Specific Learning Outcomes

Count up to 50 objects by grouping the objects in tens.

Description of Mathematics

Number Framework Stage 2

Required Resource Materials
Materials suitable for bundling into tens (e.g., sticks with rubber bands around bundles of ten, or beans in lots of ten in film canisters or plastic bags).
Activity

Many students will be able to read two-digit numbers but not realise that they represent ones and tens. This activity is designed to help them to learn this. In particular, many may not realise that “ty” at the end of words means “tens”. It is important that students learn to decode words like “sixty” as six tens. 

Using materials

Problem: Your job at the factory is to bundle up felt pens and send them to the shops. Each bundle has exactly ten felt pens in it. At the end of the day, you have to write down how many felt pens you have packed.

Give pairs of students about fifty items of loose place-value material and get them to create bundles of ten.

▶ TO BE DONE:
a – Reproduce the part of the lesson on counting in tens starting at "Required Resource Materials" and ending at "you have packed.".
b – Summarize the lesson on counting in tens in two sentences.
c – Extend the lesson on counting in tens with the next part, picking up after its last sentence.
The lines after this point are separate material, unrelated to the lesson on counting in tens.

▶ DATASET SECTION:

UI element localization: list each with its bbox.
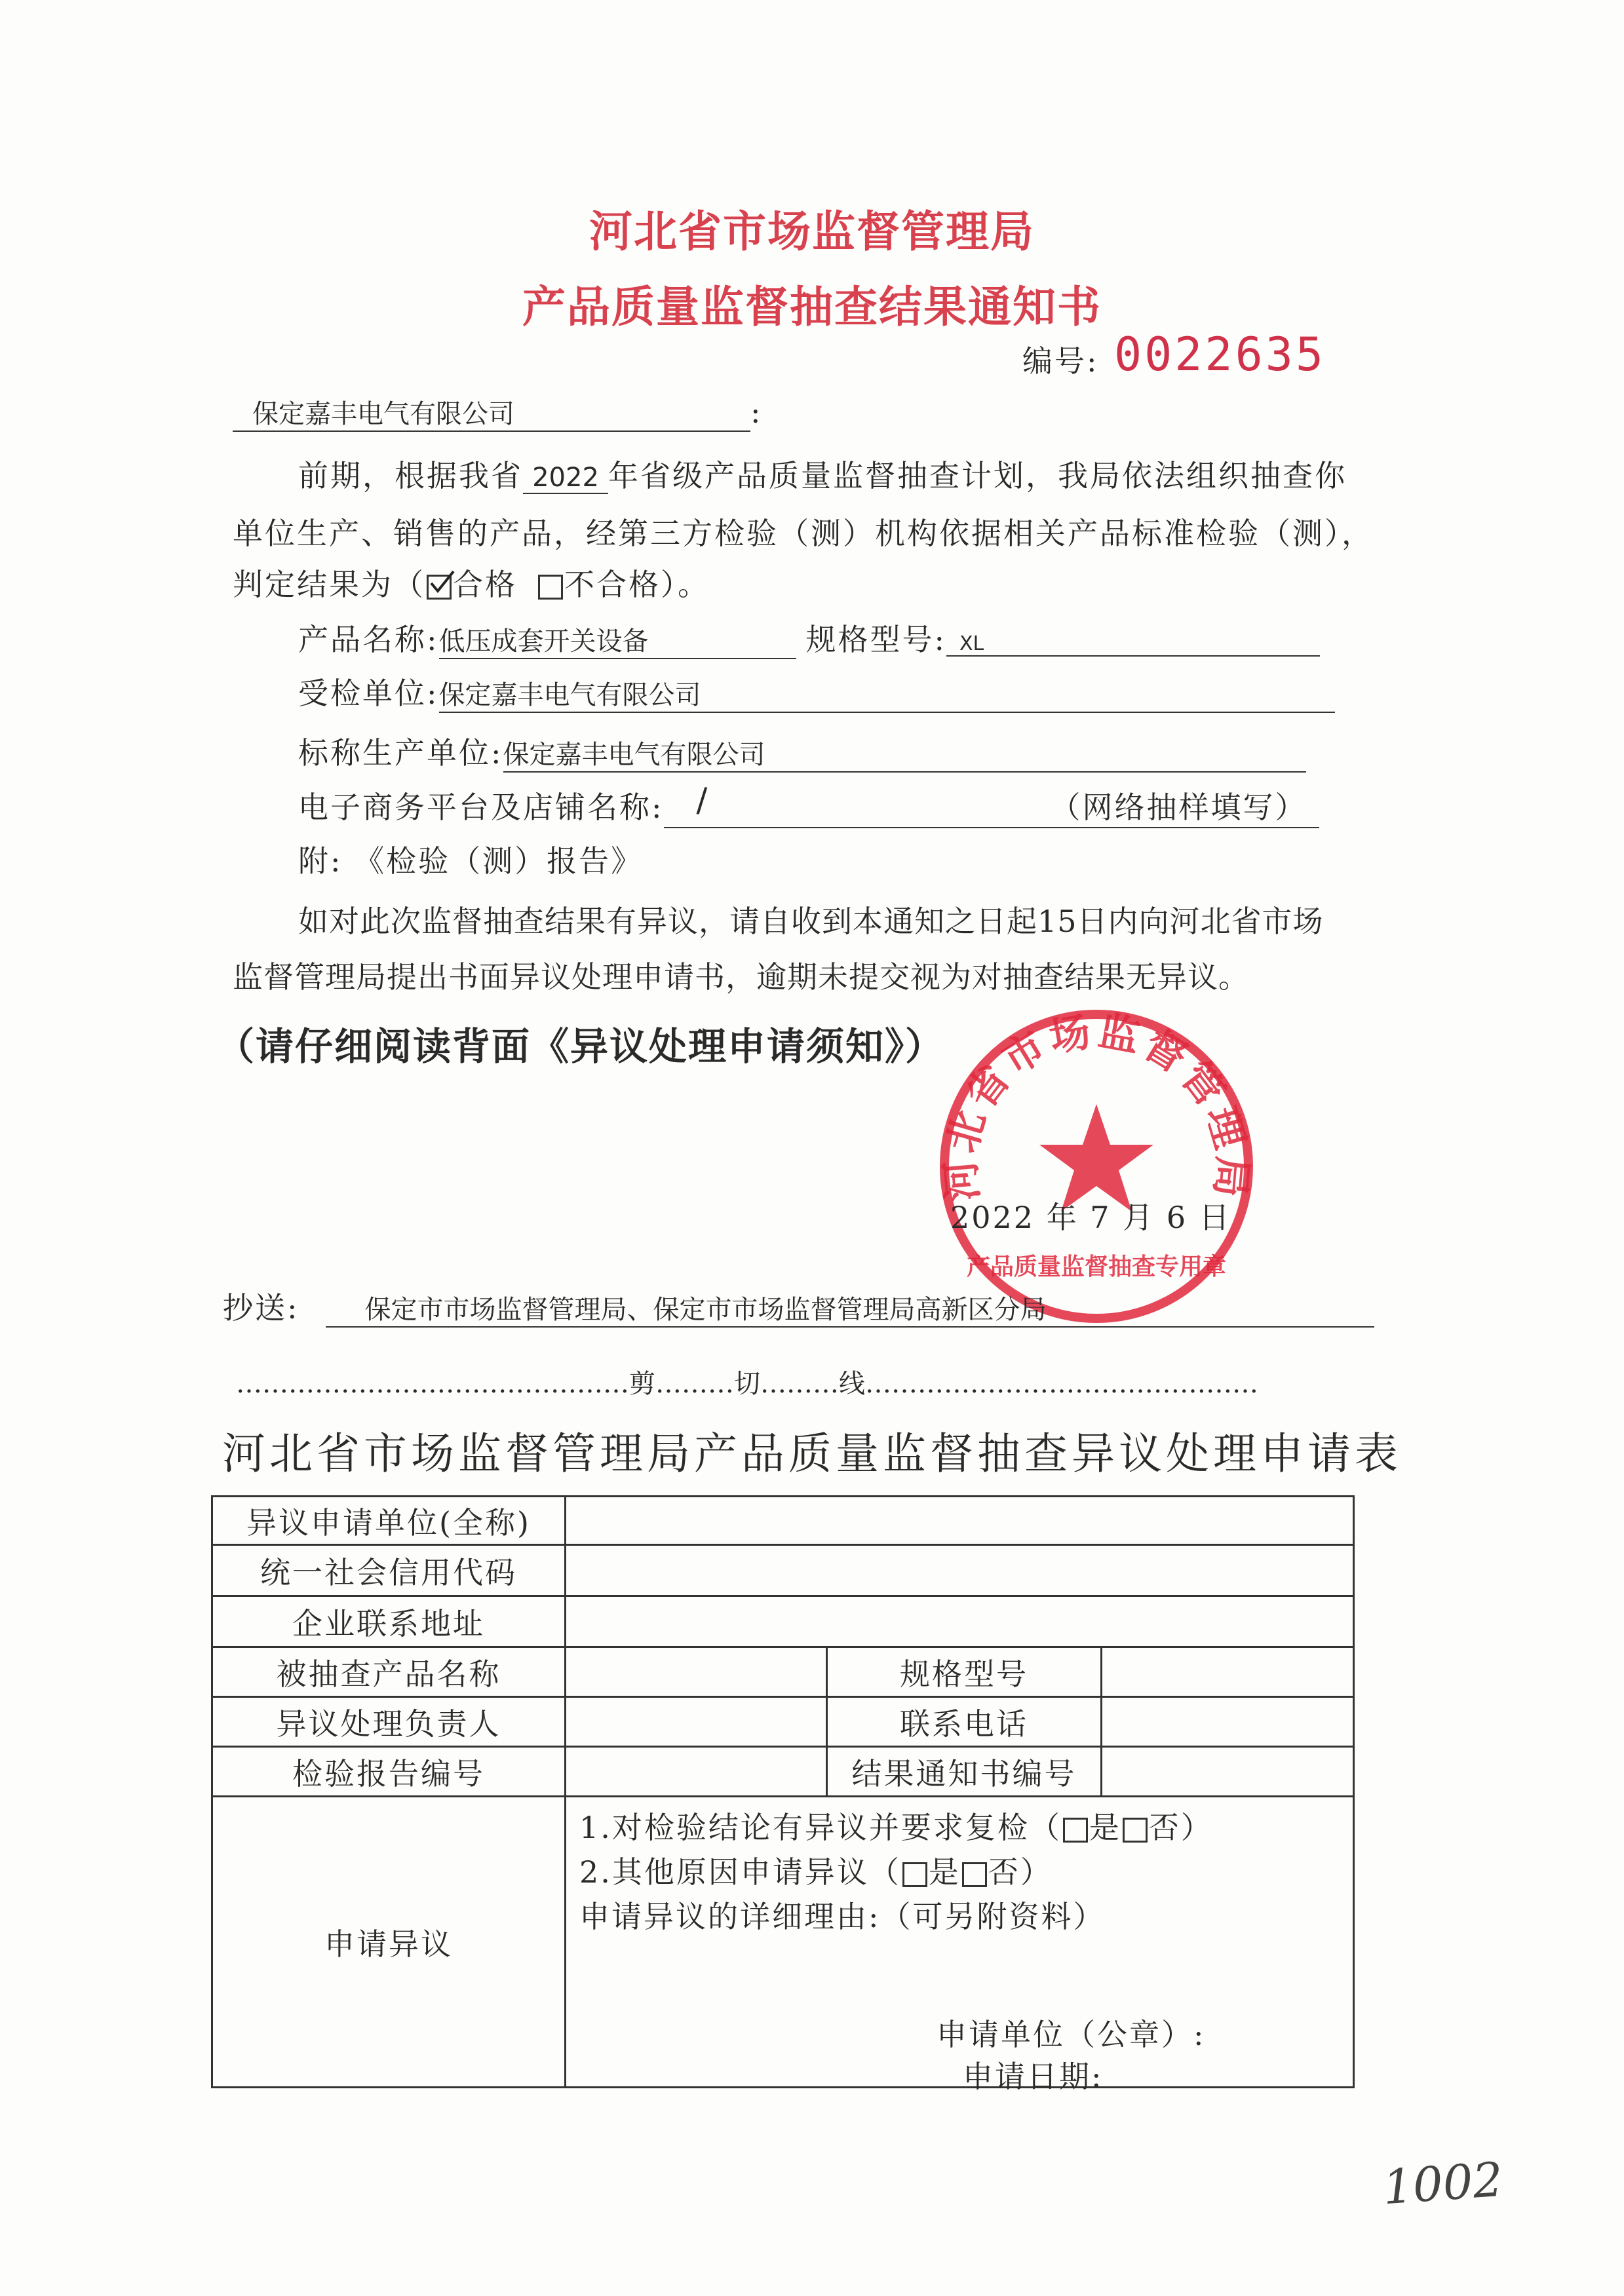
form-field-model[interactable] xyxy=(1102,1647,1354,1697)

▶ WRITTEN RESPONSES:
a –
Required Resource Materials
Materials suitable for bundling into tens (e.g., sticks with rubber bands around bundles of ten, or beans in lots of ten in film canisters or plastic bags).
Activity

Many students will be able to read two-digit numbers but not realise that they represent ones and tens. This activity is designed to help them to learn this. In particular, many may not realise that “ty” at the end of words means “tens”. It is important that students learn to decode words like “sixty” as six tens. 

Using materials

Problem: Your job at the factory is to bundle up felt pens and send them to the shops. Each bundle has exactly ten felt pens in it. At the end of the day, you have to write down how many felt pens you have packed.

b – The lesson aims to have students count up to 50 objects by grouping them in tens, using materials such as sticks or beans bundled into tens. It helps students who can read two-digit numbers see that those numbers represent tens and ones, including reading "ty" as tens, and it has pairs of students bundle about fifty loose items into tens as packers of felt pens at a factory.

c –
Record the answers for all the pairs in a table.

Examples: Have the students repeat the grouping and recording of objects in ones and tens with other place-value materials.

Problem: Jerry has forty-three felt pens and Mark has thirty-four felt pens. Who has more felt pens?

Record 43 and 34 on the board or in the modelling book.
Have the students model both forty-three and thirty-four with bundled materials and discuss why forty-three is more.
Record “43 is more than 34” on the board or in the modelling book.

Examples: Word problems and recording for these pairs: Which number is larger: 56 or 65? 14 or 41? 25 or 52? 2 or 23? …
(For this problem in greater depth, see “The Bubblegum Machine”, Connected 2 1999.)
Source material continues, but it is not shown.